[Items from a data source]
◇ ◇ ◇ ◇

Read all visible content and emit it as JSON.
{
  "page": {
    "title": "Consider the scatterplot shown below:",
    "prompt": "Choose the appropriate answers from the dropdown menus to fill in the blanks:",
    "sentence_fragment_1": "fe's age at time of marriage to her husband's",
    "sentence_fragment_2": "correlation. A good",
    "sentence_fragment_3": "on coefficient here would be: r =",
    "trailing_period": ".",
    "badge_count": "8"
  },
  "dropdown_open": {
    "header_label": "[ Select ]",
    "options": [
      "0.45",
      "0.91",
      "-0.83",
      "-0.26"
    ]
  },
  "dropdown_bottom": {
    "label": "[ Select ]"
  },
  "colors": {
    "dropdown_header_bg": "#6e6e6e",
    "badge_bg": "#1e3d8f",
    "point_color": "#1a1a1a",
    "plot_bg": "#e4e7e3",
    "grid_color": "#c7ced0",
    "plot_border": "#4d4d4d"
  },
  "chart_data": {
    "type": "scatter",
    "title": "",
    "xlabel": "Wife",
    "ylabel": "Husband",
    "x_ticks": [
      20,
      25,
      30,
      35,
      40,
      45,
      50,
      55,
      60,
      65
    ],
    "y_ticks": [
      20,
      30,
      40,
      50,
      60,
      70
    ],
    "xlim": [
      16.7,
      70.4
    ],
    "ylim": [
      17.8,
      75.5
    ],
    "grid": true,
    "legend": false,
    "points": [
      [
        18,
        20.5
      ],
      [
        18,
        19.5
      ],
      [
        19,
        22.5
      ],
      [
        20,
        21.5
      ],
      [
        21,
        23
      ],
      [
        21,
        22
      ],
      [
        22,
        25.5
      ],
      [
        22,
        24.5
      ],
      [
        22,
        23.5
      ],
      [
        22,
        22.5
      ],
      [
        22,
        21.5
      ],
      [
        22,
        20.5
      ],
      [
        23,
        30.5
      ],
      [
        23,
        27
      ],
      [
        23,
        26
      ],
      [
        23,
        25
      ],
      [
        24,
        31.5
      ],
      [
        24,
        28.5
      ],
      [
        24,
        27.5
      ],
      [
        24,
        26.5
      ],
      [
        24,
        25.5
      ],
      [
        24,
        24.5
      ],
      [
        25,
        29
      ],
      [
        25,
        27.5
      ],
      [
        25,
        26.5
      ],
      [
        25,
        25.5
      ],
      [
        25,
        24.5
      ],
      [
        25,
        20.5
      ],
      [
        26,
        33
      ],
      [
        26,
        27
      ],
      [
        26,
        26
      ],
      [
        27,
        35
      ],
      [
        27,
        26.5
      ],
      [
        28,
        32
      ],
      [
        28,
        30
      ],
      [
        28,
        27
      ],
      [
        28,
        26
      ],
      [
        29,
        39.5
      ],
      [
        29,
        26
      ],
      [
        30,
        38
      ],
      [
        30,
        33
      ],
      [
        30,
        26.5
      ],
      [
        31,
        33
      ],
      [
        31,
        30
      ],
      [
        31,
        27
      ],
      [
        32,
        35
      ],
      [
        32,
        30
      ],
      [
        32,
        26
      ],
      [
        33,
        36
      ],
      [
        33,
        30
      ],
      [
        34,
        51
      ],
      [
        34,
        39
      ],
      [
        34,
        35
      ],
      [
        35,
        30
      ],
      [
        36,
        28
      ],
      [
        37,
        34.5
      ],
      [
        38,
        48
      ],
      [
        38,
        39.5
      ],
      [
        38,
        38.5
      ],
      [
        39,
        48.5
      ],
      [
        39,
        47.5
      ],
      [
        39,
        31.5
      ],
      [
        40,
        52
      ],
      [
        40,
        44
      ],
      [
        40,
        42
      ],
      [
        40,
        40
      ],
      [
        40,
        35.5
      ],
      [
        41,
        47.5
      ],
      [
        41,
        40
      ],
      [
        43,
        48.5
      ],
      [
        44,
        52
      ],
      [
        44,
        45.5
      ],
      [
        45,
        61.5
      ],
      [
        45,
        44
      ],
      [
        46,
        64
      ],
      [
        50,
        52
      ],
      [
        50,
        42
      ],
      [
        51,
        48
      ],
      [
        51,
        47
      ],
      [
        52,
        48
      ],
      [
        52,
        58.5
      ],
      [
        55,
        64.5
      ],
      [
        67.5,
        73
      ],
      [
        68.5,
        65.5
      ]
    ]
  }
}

◇ ◇ ◇ ◇

PROBLEM DESCRIPTION
Would you restate each of the entries word for word?

REPLY TO THE EXERCISE
Read all visible content and emit it as JSON.
{
  "page": {
    "title": "Consider the scatterplot shown below:",
    "prompt": "Choose the appropriate answers from the dropdown menus to fill in the blanks:",
    "sentence_fragment_1": "fe's age at time of marriage to her husband's",
    "sentence_fragment_2": "correlation. A good",
    "sentence_fragment_3": "on coefficient here would be: r =",
    "trailing_period": ".",
    "badge_count": "8"
  },
  "dropdown_open": {
    "header_label": "[ Select ]",
    "options": [
      "0.45",
      "0.91",
      "-0.83",
      "-0.26"
    ]
  },
  "dropdown_bottom": {
    "label": "[ Select ]"
  },
  "colors": {
    "dropdown_header_bg": "#6e6e6e",
    "badge_bg": "#1e3d8f",
    "point_color": "#1a1a1a",
    "plot_bg": "#e4e7e3",
    "grid_color": "#c7ced0",
    "plot_border": "#4d4d4d"
  },
  "chart_data": {
    "type": "scatter",
    "title": "",
    "xlabel": "Wife",
    "ylabel": "Husband",
    "x_ticks": [
      20,
      25,
      30,
      35,
      40,
      45,
      50,
      55,
      60,
      65
    ],
    "y_ticks": [
      20,
      30,
      40,
      50,
      60,
      70
    ],
    "xlim": [
      16.7,
      70.4
    ],
    "ylim": [
      17.8,
      75.5
    ],
    "grid": true,
    "legend": false,
    "points": [
      [
        18,
        20.5
      ],
      [
        18,
        19.5
      ],
      [
        19,
        22.5
      ],
      [
        20,
        21.5
      ],
      [
        21,
        23
      ],
      [
        21,
        22
      ],
      [
        22,
        25.5
      ],
      [
        22,
        24.5
      ],
      [
        22,
        23.5
      ],
      [
        22,
        22.5
      ],
      [
        22,
        21.5
      ],
      [
        22,
        20.5
      ],
      [
        23,
        30.5
      ],
      [
        23,
        27
      ],
      [
        23,
        26
      ],
      [
        23,
        25
      ],
      [
        24,
        31.5
      ],
      [
        24,
        28.5
      ],
      [
        24,
        27.5
      ],
      [
        24,
        26.5
      ],
      [
        24,
        25.5
      ],
      [
        24,
        24.5
      ],
      [
        25,
        29
      ],
      [
        25,
        27.5
      ],
      [
        25,
        26.5
      ],
      [
        25,
        25.5
      ],
      [
        25,
        24.5
      ],
      [
        25,
        20.5
      ],
      [
        26,
        33
      ],
      [
        26,
        27
      ],
      [
        26,
        26
      ],
      [
        27,
        35
      ],
      [
        27,
        26.5
      ],
      [
        28,
        32
      ],
      [
        28,
        30
      ],
      [
        28,
        27
      ],
      [
        28,
        26
      ],
      [
        29,
        39.5
      ],
      [
        29,
        26
      ],
      [
        30,
        38
      ],
      [
        30,
        33
      ],
      [
        30,
        26.5
      ],
      [
        31,
        33
      ],
      [
        31,
        30
      ],
      [
        31,
        27
      ],
      [
        32,
        35
      ],
      [
        32,
        30
      ],
      [
        32,
        26
      ],
      [
        33,
        36
      ],
      [
        33,
        30
      ],
      [
        34,
        51
      ],
      [
        34,
        39
      ],
      [
        34,
        35
      ],
      [
        35,
        30
      ],
      [
        36,
        28
      ],
      [
        37,
        34.5
      ],
      [
        38,
        48
      ],
      [
        38,
        39.5
      ],
      [
        38,
        38.5
      ],
      [
        39,
        48.5
      ],
      [
        39,
        47.5
      ],
      [
        39,
        31.5
      ],
      [
        40,
        52
      ],
      [
        40,
        44
      ],
      [
        40,
        42
      ],
      [
        40,
        40
      ],
      [
        40,
        35.5
      ],
      [
        41,
        47.5
      ],
      [
        41,
        40
      ],
      [
        43,
        48.5
      ],
      [
        44,
        52
      ],
      [
        44,
        45.5
      ],
      [
        45,
        61.5
      ],
      [
        45,
        44
      ],
      [
        46,
        64
      ],
      [
        50,
        52
      ],
      [
        50,
        42
      ],
      [
        51,
        48
      ],
      [
        51,
        47
      ],
      [
        52,
        48
      ],
      [
        52,
        58.5
      ],
      [
        55,
        64.5
      ],
      [
        67.5,
        73
      ],
      [
        68.5,
        65.5
      ]
    ]
  }
}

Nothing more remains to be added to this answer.